Coordinate annotation records
▬▬▬▬▬▬▬▬▬▬

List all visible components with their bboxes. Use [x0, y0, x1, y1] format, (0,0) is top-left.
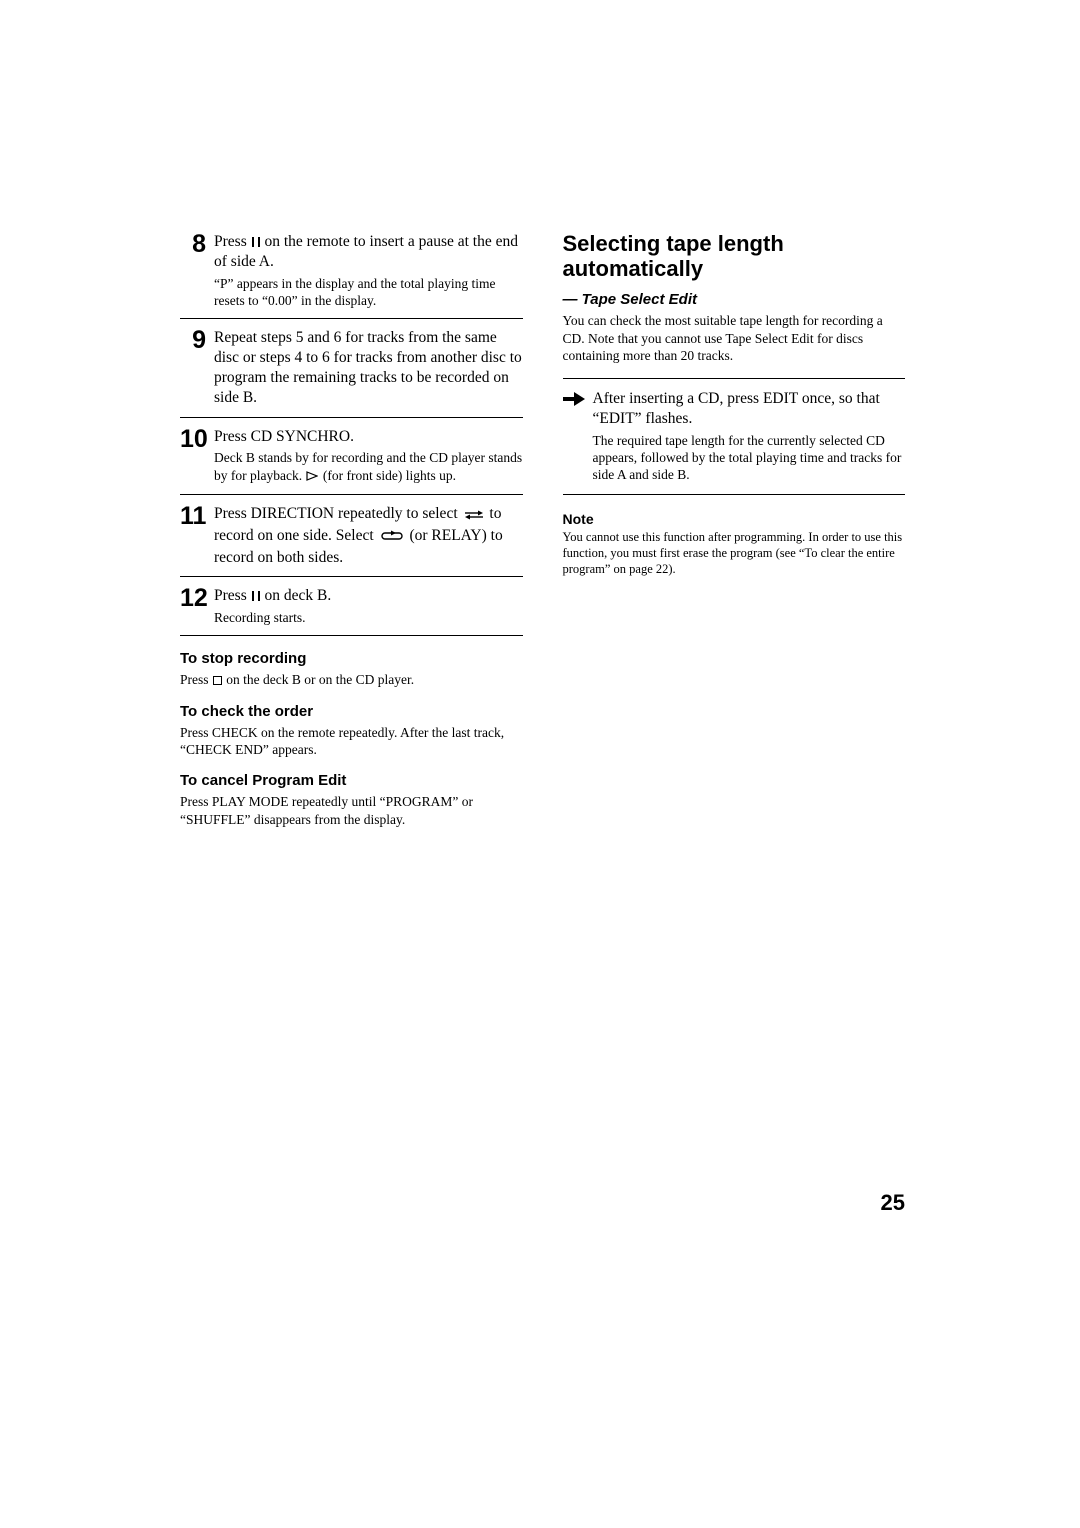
- note-body: You cannot use this function after progr…: [563, 529, 906, 577]
- section-body-b: on the deck B or on the CD player.: [223, 672, 414, 687]
- section-heading: To cancel Program Edit: [180, 772, 523, 789]
- step-number: 8: [180, 232, 214, 257]
- intro-paragraph: You can check the most suitable tape len…: [563, 312, 906, 364]
- step-body: Repeat steps 5 and 6 for tracks from the…: [214, 328, 523, 407]
- step-number: 9: [180, 328, 214, 353]
- step-text: Repeat steps 5 and 6 for tracks from the…: [214, 329, 522, 405]
- step-body: Press on the remote to insert a pause at…: [214, 232, 523, 309]
- step-number: 12: [180, 586, 214, 611]
- step-text: on deck B.: [261, 587, 332, 604]
- divider: [180, 635, 523, 636]
- section-body-a: Press: [180, 672, 212, 687]
- direction-loop-icon: [380, 528, 404, 548]
- note-heading: Note: [563, 511, 906, 527]
- divider: [180, 576, 523, 577]
- direction-oneside-icon: [464, 506, 484, 526]
- stop-icon: [213, 676, 222, 685]
- section-body: Press CHECK on the remote repeatedly. Af…: [180, 724, 523, 759]
- arrow-body: After inserting a CD, press EDIT once, s…: [593, 389, 906, 483]
- page-content: 8 Press on the remote to insert a pause …: [180, 232, 905, 828]
- section-body: Press PLAY MODE repeatedly until “PROGRA…: [180, 793, 523, 828]
- section-heading: To stop recording: [180, 650, 523, 667]
- pause-icon: [252, 591, 260, 601]
- right-column: Selecting tape length automatically — Ta…: [563, 232, 906, 828]
- section-title: Selecting tape length automatically: [563, 232, 906, 281]
- step-body: Press on deck B. Recording starts.: [214, 586, 523, 626]
- arrow-icon: [563, 389, 593, 411]
- step-9: 9 Repeat steps 5 and 6 for tracks from t…: [180, 328, 523, 407]
- step-subtext: “P” appears in the display and the total…: [214, 275, 523, 310]
- section-heading: To check the order: [180, 703, 523, 720]
- step-number: 10: [180, 427, 214, 452]
- divider: [180, 417, 523, 418]
- step-subtext: Recording starts.: [214, 609, 523, 626]
- step-subtext-b: (for front side) lights up.: [319, 468, 455, 483]
- step-text: Press: [214, 233, 251, 250]
- divider: [180, 494, 523, 495]
- left-column: 8 Press on the remote to insert a pause …: [180, 232, 523, 828]
- step-body: Press DIRECTION repeatedly to select to …: [214, 504, 523, 567]
- step-8: 8 Press on the remote to insert a pause …: [180, 232, 523, 309]
- step-text: Press DIRECTION repeatedly to select: [214, 505, 462, 522]
- arrow-sub: The required tape length for the current…: [593, 432, 906, 484]
- step-10: 10 Press CD SYNCHRO. Deck B stands by fo…: [180, 427, 523, 485]
- step-subtext: Deck B stands by for recording and the C…: [214, 449, 523, 485]
- play-icon: [306, 468, 318, 485]
- arrow-step: After inserting a CD, press EDIT once, s…: [563, 378, 906, 494]
- section-body: Press on the deck B or on the CD player.: [180, 671, 523, 688]
- page-number: 25: [881, 1190, 905, 1216]
- section-subtitle: — Tape Select Edit: [563, 291, 906, 308]
- arrow-main: After inserting a CD, press EDIT once, s…: [593, 390, 880, 427]
- step-number: 11: [180, 504, 214, 529]
- step-body: Press CD SYNCHRO. Deck B stands by for r…: [214, 427, 523, 485]
- divider: [180, 318, 523, 319]
- step-11: 11 Press DIRECTION repeatedly to select …: [180, 504, 523, 567]
- pause-icon: [252, 237, 260, 247]
- step-text: Press: [214, 587, 251, 604]
- step-12: 12 Press on deck B. Recording starts.: [180, 586, 523, 626]
- step-text: Press CD SYNCHRO.: [214, 428, 354, 445]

▬▬▬▬▬▬▬▬▬▬

### EXERCISE REQUIREMENTS
Can you rewrite every line of the rows above as a Markdown table with the columns "Row" and "Content", skipping blank lines and leaving out the pictures?

### WORKED SOLUTION
| Row | Content |
|---|---|
| 1 | List all visible components with their bboxes. Use [x0, y0, x1, y1] format, (0,0) is top-left. |
| 2 | - note-body: You cannot use this function after progr…: [563, 529, 906, 577] |
| 3 | - section-body-b: on the deck B or on the CD player.: [223, 672, 414, 687] |
| 4 | - section-heading: To cancel Program Edit: [180, 772, 523, 789] |
| 5 | - step-number: 8: [180, 232, 214, 257] |
| 6 | - intro-paragraph: You can check the most suitable tape len…: [563, 312, 906, 364] |
| 7 | - step-body: Repeat steps 5 and 6 for tracks from the…: [214, 328, 523, 407] |
| 8 | - step-number: 9: [180, 328, 214, 353] |
| 9 | - step-text: Repeat steps 5 and 6 for tracks from the…: [214, 329, 522, 405] |
| 10 | - step-body: Press on the remote to insert a pause at…: [214, 232, 523, 309] |
| 11 | - step-number: 12: [180, 586, 214, 611] |
| 12 | - step-text: on deck B.: [261, 587, 332, 604] |
| 13 | - divider: [180, 635, 523, 636] |
| 14 | - section-body-a: Press: [180, 672, 212, 687] |
| 15 | - direction-loop-icon: [380, 528, 404, 548] |
| 16 | - note-heading: Note: [563, 511, 906, 527] |
| 17 | - divider: [180, 576, 523, 577] |
| 18 | - direction-oneside-icon: [464, 506, 484, 526] |
| 19 | - stop-icon: [213, 676, 222, 685] |
| 20 | - section-body: Press CHECK on the remote repeatedly. Af…: [180, 724, 523, 759] |
| 21 | - arrow-body: After inserting a CD, press EDIT once, s…: [593, 389, 906, 483] |
| 22 | - page-content: 8 Press on the remote to insert a pause …: [180, 232, 905, 828] |
| 23 | - section-body: Press PLAY MODE repeatedly until “PROGRA…: [180, 793, 523, 828] |
| 24 | - section-heading: To stop recording: [180, 650, 523, 667] |
| 25 | - pause-icon: [252, 591, 260, 601] |
| 26 | - right-column: Selecting tape length automatically — Ta…: [563, 232, 906, 828] |
| 27 | - section-title: Selecting tape length automatically: [563, 232, 906, 281] |
| 28 | - step-body: Press on deck B. Recording starts.: [214, 586, 523, 626] |
| 29 | - arrow-icon: [563, 389, 593, 411] |
| 30 | - step-9: 9 Repeat steps 5 and 6 for tracks from t…: [180, 328, 523, 407] |
| 31 | - step-subtext: “P” appears in the display and the total…: [214, 275, 523, 310] |
| 32 | - section-heading: To check the order: [180, 703, 523, 720] |
| 33 | - step-number: 10: [180, 427, 214, 452] |
| 34 | - divider: [180, 417, 523, 418] |
| 35 | - step-subtext: Recording starts.: [214, 609, 523, 626] |
| 36 | - step-subtext-b: (for front side) lights up.: [319, 468, 455, 483] |
| 37 | - step-text: Press: [214, 233, 251, 250] |
| 38 | - divider: [180, 494, 523, 495] |
| 39 | - left-column: 8 Press on the remote to insert a pause …: [180, 232, 523, 828] |
| 40 | - step-body: Press DIRECTION repeatedly to select to …: [214, 504, 523, 567] |
| 41 | - step-8: 8 Press on the remote to insert a pause …: [180, 232, 523, 309] |
| 42 | - step-text: Press DIRECTION repeatedly to select: [214, 505, 462, 522] |
| 43 | - arrow-sub: The required tape length for the current…: [593, 432, 906, 484] |
| 44 | - step-10: 10 Press CD SYNCHRO. Deck B stands by fo…: [180, 427, 523, 485] |
| 45 | - step-subtext: Deck B stands by for recording and the C…: [214, 449, 523, 485] |
| 46 | - play-icon: [306, 468, 318, 485] |
| 47 | - arrow-step: After inserting a CD, press EDIT once, s…: [563, 378, 906, 494] |
| 48 | - section-body: Press on the deck B or on the CD player.: [180, 671, 523, 688] |
| 49 | - page-number: 25: [881, 1190, 905, 1216] |
| 50 | - section-subtitle: — Tape Select Edit: [563, 291, 906, 308] |
| 51 | - arrow-main: After inserting a CD, press EDIT once, s…: [593, 390, 880, 427] |
| 52 | - step-number: 11: [180, 504, 214, 529] |
| 53 | - step-body: Press CD SYNCHRO. Deck B stands by for r…: [214, 427, 523, 485] |
| 54 | - divider: [180, 318, 523, 319] |
| 55 | - step-11: 11 Press DIRECTION repeatedly to select …: [180, 504, 523, 567] |
| 56 | - pause-icon: [252, 237, 260, 247] |
| 57 | - step-text: Press: [214, 587, 251, 604] |
| 58 | - step-12: 12 Press on deck B. Recording starts.: [180, 586, 523, 626] |
| 59 | - step-text: Press CD SYNCHRO.: [214, 428, 354, 445] |